## Source passage
+--

EU countries need to step up preparedness for global warming after 2023 burned its way into history books as the hottest year on record, European Commission officials said Tuesday.

“Europe is the fastest warming continent since the 1980s – the warming here was about twice the global rate,” commission vice president Maros Sefcovic said.

He cited a first European climate risk assessment published Monday that said EU GDP could be reduced by around seven percent by the end of the century because of climate consequences.

Speaking at a news conference in Strasbourg, where the European Parliament was holding a plenary session, Sefcovic and EU climate commissioner Wopke Hoekstra presented a document giving recommendations to EU member countries for action to take.

They included better cooperation; boosting data sharing for monitoring and to give businesses and policymakers better information to respond; using EU mechanisms for improved planning for civil protection and for critical infrastructure; and making budgeting for climate emergencies a mainstay.

Hoekstra pointed to recent disasters in the EU – wildfires in Greece, flooding in Slovenia and a storm in Scandinavia – to underline the urgency.

“These climate risks are claiming more and more lives and challenging our prosperity and economic competitiveness all across Europe,” he said.

“We need to prepare for a temperature rise of… at least three degrees (Celsius) in Europe – even if we manage to limit the temperature rise to 1.5 degrees globally.”

Both officials stressed that the European Union was already addressing climate change through its Green Deal policies aiming for a carbon-neutral future in 2050.

+--

## Provided records
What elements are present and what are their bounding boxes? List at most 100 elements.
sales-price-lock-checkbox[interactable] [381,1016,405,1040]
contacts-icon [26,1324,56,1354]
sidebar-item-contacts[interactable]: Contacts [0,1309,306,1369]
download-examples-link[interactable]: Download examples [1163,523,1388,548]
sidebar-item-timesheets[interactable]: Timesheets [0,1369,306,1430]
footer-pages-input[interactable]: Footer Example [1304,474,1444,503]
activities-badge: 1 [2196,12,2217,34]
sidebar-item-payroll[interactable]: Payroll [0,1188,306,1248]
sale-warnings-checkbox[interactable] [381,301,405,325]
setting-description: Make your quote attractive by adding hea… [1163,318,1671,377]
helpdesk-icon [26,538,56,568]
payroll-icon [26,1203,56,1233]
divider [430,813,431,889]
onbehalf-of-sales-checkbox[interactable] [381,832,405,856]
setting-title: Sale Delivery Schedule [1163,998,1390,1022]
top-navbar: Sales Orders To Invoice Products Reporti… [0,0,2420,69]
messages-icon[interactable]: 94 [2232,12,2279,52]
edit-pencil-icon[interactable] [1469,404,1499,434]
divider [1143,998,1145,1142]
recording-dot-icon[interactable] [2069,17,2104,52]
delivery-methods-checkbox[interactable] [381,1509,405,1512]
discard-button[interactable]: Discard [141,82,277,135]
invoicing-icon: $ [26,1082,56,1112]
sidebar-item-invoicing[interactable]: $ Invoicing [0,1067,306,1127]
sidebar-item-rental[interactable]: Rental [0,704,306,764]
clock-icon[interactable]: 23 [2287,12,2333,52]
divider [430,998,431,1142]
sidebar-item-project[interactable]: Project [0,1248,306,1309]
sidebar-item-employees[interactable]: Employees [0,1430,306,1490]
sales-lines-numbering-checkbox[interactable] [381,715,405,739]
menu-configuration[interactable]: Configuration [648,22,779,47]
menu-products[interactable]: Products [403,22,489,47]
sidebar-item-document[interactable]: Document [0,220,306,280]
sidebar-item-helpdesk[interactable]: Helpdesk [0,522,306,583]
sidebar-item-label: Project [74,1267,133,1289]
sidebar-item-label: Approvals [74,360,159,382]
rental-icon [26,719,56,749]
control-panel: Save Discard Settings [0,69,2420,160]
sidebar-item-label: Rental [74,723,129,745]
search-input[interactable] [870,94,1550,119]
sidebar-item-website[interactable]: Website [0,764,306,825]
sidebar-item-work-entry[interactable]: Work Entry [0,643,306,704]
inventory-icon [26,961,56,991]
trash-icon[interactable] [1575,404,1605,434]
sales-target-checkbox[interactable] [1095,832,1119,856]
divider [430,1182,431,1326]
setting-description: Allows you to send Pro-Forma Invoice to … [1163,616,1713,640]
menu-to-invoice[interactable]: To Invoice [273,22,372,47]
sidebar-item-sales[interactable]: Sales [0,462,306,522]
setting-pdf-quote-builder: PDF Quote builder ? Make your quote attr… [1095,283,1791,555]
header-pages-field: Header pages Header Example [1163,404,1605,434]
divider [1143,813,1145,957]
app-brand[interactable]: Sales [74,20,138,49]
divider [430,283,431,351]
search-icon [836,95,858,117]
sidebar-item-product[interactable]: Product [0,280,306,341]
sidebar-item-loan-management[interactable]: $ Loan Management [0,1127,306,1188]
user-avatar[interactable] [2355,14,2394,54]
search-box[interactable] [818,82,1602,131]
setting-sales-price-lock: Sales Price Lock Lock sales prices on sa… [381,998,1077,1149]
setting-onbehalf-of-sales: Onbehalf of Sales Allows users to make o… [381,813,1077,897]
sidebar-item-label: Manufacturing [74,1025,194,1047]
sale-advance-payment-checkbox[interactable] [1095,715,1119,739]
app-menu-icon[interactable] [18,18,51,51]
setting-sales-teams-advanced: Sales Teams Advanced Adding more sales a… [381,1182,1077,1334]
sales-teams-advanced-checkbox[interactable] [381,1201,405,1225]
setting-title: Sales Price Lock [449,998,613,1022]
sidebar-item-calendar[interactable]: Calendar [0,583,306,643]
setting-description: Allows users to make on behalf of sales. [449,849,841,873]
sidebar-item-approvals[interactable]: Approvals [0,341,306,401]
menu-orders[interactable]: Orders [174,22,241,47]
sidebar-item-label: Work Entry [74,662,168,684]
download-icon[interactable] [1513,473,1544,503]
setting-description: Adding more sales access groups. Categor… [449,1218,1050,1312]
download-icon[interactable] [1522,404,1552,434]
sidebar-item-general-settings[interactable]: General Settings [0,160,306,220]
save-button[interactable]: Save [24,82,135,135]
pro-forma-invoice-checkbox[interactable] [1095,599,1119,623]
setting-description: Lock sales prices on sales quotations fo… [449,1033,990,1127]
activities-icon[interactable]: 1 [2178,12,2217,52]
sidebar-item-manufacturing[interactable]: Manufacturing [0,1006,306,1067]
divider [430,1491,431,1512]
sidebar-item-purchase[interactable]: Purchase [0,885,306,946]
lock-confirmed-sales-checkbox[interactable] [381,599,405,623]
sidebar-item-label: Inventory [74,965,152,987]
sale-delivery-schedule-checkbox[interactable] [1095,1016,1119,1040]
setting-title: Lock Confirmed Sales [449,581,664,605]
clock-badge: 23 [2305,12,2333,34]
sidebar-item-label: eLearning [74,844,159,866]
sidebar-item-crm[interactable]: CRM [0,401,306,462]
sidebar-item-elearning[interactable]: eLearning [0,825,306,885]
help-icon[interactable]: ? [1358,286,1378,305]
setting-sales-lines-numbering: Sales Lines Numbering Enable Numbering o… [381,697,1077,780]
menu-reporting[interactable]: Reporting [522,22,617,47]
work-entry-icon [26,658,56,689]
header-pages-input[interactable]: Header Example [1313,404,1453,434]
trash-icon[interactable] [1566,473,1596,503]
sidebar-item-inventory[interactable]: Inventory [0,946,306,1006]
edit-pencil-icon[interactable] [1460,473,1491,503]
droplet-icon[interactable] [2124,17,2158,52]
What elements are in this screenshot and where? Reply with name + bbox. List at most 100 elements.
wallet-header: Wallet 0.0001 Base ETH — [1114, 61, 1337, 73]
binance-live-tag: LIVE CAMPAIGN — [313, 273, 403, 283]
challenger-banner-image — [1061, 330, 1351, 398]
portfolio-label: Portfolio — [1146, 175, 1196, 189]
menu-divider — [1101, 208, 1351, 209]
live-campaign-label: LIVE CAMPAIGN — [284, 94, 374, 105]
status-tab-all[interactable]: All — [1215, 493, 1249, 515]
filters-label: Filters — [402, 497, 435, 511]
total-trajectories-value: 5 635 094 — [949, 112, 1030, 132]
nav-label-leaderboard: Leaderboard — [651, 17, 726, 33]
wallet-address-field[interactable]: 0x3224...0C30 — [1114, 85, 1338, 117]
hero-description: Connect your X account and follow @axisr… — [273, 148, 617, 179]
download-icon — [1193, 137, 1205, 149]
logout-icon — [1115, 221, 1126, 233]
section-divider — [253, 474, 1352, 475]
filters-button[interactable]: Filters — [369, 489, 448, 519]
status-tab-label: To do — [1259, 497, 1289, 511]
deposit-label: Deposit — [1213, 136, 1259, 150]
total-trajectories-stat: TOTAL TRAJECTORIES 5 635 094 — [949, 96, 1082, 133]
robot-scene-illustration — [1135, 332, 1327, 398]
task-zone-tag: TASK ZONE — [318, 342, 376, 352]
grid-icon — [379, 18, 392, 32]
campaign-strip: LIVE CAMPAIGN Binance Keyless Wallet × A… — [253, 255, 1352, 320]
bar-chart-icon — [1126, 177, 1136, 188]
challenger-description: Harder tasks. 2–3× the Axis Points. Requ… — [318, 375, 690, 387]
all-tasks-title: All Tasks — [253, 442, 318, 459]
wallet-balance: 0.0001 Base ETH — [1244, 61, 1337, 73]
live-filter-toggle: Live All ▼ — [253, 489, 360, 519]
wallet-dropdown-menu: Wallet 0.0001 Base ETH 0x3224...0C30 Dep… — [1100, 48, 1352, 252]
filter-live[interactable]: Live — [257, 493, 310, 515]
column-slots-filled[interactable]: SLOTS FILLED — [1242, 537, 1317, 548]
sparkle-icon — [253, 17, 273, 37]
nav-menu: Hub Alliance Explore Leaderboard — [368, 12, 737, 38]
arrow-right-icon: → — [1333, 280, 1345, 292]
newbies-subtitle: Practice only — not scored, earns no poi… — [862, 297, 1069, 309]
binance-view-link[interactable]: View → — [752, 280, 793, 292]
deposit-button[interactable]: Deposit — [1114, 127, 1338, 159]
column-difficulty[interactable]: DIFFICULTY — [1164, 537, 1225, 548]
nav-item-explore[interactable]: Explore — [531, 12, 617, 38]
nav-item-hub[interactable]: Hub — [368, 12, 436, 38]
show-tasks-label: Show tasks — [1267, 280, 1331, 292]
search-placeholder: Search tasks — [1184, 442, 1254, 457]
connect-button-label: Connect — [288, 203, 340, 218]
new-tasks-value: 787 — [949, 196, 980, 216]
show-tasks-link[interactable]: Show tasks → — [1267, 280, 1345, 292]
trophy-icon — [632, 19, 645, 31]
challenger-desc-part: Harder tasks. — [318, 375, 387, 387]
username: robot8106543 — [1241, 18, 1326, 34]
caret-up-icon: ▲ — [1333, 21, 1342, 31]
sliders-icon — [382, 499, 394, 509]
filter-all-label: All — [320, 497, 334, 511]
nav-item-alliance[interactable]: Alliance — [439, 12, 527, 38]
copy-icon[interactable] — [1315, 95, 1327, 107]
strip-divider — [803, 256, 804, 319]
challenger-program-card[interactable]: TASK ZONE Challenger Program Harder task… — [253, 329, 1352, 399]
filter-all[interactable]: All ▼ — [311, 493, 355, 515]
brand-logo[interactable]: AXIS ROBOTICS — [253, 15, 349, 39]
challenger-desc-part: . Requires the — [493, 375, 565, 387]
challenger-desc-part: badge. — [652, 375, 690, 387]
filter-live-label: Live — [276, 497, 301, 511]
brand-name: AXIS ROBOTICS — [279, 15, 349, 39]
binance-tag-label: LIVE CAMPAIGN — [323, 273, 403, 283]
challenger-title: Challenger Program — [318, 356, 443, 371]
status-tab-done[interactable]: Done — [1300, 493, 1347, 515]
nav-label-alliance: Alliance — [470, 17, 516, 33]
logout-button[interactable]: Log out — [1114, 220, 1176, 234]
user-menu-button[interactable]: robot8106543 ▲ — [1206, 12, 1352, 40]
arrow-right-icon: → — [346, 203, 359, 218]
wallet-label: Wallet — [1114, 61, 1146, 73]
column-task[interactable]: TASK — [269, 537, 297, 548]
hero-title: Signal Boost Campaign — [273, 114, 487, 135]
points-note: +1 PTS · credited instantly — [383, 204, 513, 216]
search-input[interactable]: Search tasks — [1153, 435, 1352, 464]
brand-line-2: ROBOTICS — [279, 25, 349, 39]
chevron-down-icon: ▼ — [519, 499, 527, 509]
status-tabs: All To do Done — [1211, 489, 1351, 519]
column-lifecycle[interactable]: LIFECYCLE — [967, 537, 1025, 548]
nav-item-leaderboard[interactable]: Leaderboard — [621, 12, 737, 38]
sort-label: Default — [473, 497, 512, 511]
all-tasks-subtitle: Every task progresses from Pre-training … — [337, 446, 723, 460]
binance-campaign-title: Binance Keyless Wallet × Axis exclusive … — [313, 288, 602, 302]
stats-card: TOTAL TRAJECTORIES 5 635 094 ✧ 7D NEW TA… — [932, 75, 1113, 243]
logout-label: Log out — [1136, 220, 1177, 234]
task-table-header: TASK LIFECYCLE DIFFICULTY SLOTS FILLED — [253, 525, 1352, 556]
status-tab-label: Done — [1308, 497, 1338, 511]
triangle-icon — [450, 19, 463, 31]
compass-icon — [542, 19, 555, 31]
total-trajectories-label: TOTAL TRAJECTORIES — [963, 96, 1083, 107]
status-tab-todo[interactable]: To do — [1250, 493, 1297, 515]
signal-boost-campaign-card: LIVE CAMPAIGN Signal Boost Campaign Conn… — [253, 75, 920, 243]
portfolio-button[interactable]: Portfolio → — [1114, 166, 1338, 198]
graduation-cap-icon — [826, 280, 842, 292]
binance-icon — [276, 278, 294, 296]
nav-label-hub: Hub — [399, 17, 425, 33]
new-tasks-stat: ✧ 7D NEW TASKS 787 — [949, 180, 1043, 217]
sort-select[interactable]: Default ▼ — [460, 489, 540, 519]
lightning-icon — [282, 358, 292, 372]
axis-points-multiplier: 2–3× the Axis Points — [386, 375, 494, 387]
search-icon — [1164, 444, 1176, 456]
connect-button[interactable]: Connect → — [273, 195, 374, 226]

+--

## Challenge
In the article on EU climate preparedness, by about how much could EU GDP be reduced by the end of the century, according to the first European climate risk assessment? Please answer briefly. The rows play no part in this.

## Solution to this problem
By around seven percent.